Brief => Where a line below holds the string "name", copy that line.

(Figure record listings)
※
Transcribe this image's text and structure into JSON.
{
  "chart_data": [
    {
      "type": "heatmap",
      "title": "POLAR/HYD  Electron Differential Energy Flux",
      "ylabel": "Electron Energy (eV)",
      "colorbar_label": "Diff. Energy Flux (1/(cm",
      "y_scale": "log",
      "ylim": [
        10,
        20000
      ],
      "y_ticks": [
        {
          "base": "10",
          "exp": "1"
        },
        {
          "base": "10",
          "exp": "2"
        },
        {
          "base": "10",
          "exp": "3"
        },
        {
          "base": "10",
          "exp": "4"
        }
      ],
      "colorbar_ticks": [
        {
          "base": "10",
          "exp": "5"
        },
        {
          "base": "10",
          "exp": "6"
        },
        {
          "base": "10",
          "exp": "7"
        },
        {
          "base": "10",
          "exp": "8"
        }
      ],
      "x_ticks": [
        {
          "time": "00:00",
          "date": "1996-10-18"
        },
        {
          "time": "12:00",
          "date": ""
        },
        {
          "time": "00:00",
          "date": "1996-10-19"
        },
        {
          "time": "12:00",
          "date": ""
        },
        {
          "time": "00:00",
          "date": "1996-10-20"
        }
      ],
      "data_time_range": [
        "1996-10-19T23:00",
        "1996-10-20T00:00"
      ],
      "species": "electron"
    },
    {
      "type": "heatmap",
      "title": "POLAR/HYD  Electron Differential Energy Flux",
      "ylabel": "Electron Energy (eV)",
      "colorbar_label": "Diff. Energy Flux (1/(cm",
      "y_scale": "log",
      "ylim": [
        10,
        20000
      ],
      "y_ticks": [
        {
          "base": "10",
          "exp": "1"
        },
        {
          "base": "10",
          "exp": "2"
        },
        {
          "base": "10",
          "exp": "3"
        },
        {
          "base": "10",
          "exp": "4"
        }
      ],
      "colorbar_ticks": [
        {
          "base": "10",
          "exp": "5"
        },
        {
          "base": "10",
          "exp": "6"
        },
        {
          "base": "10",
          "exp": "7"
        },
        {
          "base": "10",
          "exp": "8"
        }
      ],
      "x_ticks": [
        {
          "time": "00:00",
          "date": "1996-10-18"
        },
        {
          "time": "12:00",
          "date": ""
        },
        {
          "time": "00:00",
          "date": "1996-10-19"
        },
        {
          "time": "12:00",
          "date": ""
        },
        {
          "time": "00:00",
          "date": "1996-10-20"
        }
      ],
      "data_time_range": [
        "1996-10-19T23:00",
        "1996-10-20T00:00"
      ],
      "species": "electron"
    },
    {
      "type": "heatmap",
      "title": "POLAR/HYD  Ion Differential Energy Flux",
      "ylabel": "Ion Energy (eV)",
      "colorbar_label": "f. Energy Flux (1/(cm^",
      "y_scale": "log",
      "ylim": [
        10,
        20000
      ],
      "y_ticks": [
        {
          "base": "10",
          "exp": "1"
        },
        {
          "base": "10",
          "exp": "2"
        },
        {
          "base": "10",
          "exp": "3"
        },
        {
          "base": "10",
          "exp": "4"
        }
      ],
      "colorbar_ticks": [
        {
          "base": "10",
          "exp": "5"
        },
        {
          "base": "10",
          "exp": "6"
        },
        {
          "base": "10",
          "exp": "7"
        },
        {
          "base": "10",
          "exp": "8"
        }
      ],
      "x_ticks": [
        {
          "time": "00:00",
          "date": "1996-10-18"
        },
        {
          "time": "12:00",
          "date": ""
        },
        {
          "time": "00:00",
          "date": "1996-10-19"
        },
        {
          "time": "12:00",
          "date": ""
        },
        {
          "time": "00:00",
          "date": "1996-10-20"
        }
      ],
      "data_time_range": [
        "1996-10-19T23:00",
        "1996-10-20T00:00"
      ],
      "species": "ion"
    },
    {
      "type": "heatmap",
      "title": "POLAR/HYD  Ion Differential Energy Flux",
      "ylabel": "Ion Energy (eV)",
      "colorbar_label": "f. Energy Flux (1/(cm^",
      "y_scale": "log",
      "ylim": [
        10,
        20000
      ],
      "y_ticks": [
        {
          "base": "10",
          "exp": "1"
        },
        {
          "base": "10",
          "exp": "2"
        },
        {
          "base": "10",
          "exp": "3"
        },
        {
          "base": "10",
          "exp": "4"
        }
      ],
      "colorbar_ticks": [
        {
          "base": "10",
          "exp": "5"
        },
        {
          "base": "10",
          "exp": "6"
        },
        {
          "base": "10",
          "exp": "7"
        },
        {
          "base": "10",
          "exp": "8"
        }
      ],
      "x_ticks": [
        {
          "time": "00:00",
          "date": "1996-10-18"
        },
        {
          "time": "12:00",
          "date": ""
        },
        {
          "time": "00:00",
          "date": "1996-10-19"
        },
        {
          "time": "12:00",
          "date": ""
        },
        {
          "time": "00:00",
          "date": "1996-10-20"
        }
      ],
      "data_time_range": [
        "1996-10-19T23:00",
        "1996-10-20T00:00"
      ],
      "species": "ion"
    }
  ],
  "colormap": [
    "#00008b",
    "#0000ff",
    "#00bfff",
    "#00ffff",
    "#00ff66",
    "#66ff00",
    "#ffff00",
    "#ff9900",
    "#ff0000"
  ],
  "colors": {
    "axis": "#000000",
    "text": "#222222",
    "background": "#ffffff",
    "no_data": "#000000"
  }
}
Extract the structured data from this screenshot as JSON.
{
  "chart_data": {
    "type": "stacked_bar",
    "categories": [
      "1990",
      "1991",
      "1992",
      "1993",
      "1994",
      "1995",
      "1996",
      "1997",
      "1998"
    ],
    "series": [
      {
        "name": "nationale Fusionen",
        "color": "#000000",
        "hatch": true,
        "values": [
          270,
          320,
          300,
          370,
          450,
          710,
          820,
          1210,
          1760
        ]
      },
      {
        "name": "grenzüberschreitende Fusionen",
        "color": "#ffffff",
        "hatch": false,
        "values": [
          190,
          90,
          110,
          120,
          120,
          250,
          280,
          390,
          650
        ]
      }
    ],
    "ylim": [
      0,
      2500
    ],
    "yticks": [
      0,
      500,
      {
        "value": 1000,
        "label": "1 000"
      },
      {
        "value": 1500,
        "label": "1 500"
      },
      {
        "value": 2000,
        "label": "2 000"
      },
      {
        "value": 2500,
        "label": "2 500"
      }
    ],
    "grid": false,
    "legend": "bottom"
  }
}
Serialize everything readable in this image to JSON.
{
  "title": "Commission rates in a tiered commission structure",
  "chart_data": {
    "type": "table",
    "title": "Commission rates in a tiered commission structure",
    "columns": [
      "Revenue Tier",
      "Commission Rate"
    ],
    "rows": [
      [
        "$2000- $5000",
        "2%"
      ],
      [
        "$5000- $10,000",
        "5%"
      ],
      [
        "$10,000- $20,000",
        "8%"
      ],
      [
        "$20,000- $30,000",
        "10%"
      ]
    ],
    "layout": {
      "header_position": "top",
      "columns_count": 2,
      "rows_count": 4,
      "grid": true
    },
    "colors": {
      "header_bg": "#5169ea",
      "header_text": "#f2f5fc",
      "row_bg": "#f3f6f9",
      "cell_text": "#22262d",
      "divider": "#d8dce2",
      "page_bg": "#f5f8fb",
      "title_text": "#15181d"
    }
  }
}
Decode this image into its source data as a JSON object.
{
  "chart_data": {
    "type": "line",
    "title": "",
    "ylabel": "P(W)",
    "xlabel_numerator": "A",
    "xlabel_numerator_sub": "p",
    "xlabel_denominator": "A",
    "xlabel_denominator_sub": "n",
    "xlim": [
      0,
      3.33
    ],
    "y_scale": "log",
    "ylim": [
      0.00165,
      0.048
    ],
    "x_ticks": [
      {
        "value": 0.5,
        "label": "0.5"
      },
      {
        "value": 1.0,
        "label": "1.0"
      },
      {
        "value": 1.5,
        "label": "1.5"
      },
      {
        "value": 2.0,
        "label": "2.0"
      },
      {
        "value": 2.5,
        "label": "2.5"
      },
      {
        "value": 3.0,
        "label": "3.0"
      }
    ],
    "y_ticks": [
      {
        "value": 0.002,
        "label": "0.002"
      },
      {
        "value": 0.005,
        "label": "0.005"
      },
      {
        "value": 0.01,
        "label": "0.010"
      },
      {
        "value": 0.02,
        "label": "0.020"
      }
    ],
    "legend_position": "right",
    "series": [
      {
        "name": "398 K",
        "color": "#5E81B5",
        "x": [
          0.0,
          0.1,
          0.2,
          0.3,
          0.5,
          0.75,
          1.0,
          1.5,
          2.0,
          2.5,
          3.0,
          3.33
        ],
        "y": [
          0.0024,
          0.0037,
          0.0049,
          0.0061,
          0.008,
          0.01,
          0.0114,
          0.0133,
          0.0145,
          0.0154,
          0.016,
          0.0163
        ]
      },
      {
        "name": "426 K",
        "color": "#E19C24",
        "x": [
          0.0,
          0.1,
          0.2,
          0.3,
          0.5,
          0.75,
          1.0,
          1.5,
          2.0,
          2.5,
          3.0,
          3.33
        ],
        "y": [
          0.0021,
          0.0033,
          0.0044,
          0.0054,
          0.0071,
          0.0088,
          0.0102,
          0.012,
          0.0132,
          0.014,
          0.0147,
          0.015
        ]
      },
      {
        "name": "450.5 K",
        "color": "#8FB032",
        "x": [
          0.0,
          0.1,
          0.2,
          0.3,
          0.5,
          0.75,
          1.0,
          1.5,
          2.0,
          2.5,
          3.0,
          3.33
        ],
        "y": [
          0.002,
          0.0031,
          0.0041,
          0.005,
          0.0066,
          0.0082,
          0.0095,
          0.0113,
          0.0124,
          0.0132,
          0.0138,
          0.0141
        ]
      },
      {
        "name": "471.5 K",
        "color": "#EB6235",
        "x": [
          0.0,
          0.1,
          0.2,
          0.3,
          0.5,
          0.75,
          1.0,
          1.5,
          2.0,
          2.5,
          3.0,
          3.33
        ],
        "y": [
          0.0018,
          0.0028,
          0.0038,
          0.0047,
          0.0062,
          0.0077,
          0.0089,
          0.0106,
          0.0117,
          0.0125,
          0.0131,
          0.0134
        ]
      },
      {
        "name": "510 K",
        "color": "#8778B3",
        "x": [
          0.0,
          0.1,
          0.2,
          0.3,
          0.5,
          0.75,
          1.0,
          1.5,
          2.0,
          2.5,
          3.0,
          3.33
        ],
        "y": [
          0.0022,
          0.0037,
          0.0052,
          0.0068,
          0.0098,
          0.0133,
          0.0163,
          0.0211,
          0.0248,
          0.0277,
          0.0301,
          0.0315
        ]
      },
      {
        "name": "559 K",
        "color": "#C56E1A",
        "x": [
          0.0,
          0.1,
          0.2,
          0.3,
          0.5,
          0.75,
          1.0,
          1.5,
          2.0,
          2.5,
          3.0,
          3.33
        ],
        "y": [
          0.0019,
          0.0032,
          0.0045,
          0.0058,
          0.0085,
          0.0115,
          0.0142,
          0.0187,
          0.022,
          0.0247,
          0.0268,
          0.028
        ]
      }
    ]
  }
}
※
Output for this exercise =>
        "name": "nationale Fusionen",
        "name": "grenzüberschreitende Fusionen",
        "name": "398 K",
        "name": "426 K",
        "name": "450.5 K",
        "name": "471.5 K",
        "name": "510 K",
        "name": "559 K",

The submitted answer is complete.